--- The data ---

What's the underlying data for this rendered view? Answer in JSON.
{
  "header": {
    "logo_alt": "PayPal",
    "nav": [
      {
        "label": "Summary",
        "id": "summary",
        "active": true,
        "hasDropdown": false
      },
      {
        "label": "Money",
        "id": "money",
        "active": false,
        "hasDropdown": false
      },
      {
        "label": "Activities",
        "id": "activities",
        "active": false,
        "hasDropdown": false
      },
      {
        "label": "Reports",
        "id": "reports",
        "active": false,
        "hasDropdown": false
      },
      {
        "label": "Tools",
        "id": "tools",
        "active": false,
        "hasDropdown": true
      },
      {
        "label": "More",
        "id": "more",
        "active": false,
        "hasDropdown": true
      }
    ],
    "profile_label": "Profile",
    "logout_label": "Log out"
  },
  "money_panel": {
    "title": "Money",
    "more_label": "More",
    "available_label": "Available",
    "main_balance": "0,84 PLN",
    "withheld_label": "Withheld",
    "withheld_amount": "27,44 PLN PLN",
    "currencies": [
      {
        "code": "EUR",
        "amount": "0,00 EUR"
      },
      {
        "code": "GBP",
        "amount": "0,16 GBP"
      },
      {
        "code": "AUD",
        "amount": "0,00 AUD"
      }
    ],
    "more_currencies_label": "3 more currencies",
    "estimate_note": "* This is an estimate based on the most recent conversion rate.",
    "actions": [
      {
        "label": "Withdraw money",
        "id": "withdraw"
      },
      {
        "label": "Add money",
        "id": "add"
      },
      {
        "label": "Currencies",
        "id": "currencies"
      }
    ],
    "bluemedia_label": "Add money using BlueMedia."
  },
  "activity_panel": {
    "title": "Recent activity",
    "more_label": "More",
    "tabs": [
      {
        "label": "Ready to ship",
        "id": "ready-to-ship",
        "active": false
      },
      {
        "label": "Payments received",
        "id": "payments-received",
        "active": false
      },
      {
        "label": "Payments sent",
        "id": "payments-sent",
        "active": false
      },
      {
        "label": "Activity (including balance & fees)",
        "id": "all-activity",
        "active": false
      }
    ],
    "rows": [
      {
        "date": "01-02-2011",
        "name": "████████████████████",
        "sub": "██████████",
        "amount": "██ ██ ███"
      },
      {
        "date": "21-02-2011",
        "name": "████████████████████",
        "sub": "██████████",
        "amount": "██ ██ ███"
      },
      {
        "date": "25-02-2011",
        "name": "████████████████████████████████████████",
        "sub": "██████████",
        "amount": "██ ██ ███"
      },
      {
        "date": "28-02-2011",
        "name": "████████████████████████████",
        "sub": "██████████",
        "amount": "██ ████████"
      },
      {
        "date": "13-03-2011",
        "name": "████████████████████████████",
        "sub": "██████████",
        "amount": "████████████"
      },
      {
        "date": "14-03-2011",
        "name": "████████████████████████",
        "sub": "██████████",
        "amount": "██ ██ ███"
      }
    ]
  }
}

--- Task ---
Write out every record verbatim.

--- Complete answer ---
What's the underlying data for this rendered view? Answer in JSON.
{
  "header": {
    "logo_alt": "PayPal",
    "nav": [
      {
        "label": "Summary",
        "id": "summary",
        "active": true,
        "hasDropdown": false
      },
      {
        "label": "Money",
        "id": "money",
        "active": false,
        "hasDropdown": false
      },
      {
        "label": "Activities",
        "id": "activities",
        "active": false,
        "hasDropdown": false
      },
      {
        "label": "Reports",
        "id": "reports",
        "active": false,
        "hasDropdown": false
      },
      {
        "label": "Tools",
        "id": "tools",
        "active": false,
        "hasDropdown": true
      },
      {
        "label": "More",
        "id": "more",
        "active": false,
        "hasDropdown": true
      }
    ],
    "profile_label": "Profile",
    "logout_label": "Log out"
  },
  "money_panel": {
    "title": "Money",
    "more_label": "More",
    "available_label": "Available",
    "main_balance": "0,84 PLN",
    "withheld_label": "Withheld",
    "withheld_amount": "27,44 PLN PLN",
    "currencies": [
      {
        "code": "EUR",
        "amount": "0,00 EUR"
      },
      {
        "code": "GBP",
        "amount": "0,16 GBP"
      },
      {
        "code": "AUD",
        "amount": "0,00 AUD"
      }
    ],
    "more_currencies_label": "3 more currencies",
    "estimate_note": "* This is an estimate based on the most recent conversion rate.",
    "actions": [
      {
        "label": "Withdraw money",
        "id": "withdraw"
      },
      {
        "label": "Add money",
        "id": "add"
      },
      {
        "label": "Currencies",
        "id": "currencies"
      }
    ],
    "bluemedia_label": "Add money using BlueMedia."
  },
  "activity_panel": {
    "title": "Recent activity",
    "more_label": "More",
    "tabs": [
      {
        "label": "Ready to ship",
        "id": "ready-to-ship",
        "active": false
      },
      {
        "label": "Payments received",
        "id": "payments-received",
        "active": false
      },
      {
        "label": "Payments sent",
        "id": "payments-sent",
        "active": false
      },
      {
        "label": "Activity (including balance & fees)",
        "id": "all-activity",
        "active": false
      }
    ],
    "rows": [
      {
        "date": "01-02-2011",
        "name": "████████████████████",
        "sub": "██████████",
        "amount": "██ ██ ███"
      },
      {
        "date": "21-02-2011",
        "name": "████████████████████",
        "sub": "██████████",
        "amount": "██ ██ ███"
      },
      {
        "date": "25-02-2011",
        "name": "████████████████████████████████████████",
        "sub": "██████████",
        "amount": "██ ██ ███"
      },
      {
        "date": "28-02-2011",
        "name": "████████████████████████████",
        "sub": "██████████",
        "amount": "██ ████████"
      },
      {
        "date": "13-03-2011",
        "name": "████████████████████████████",
        "sub": "██████████",
        "amount": "████████████"
      },
      {
        "date": "14-03-2011",
        "name": "████████████████████████",
        "sub": "██████████",
        "amount": "██ ██ ███"
      }
    ]
  }
}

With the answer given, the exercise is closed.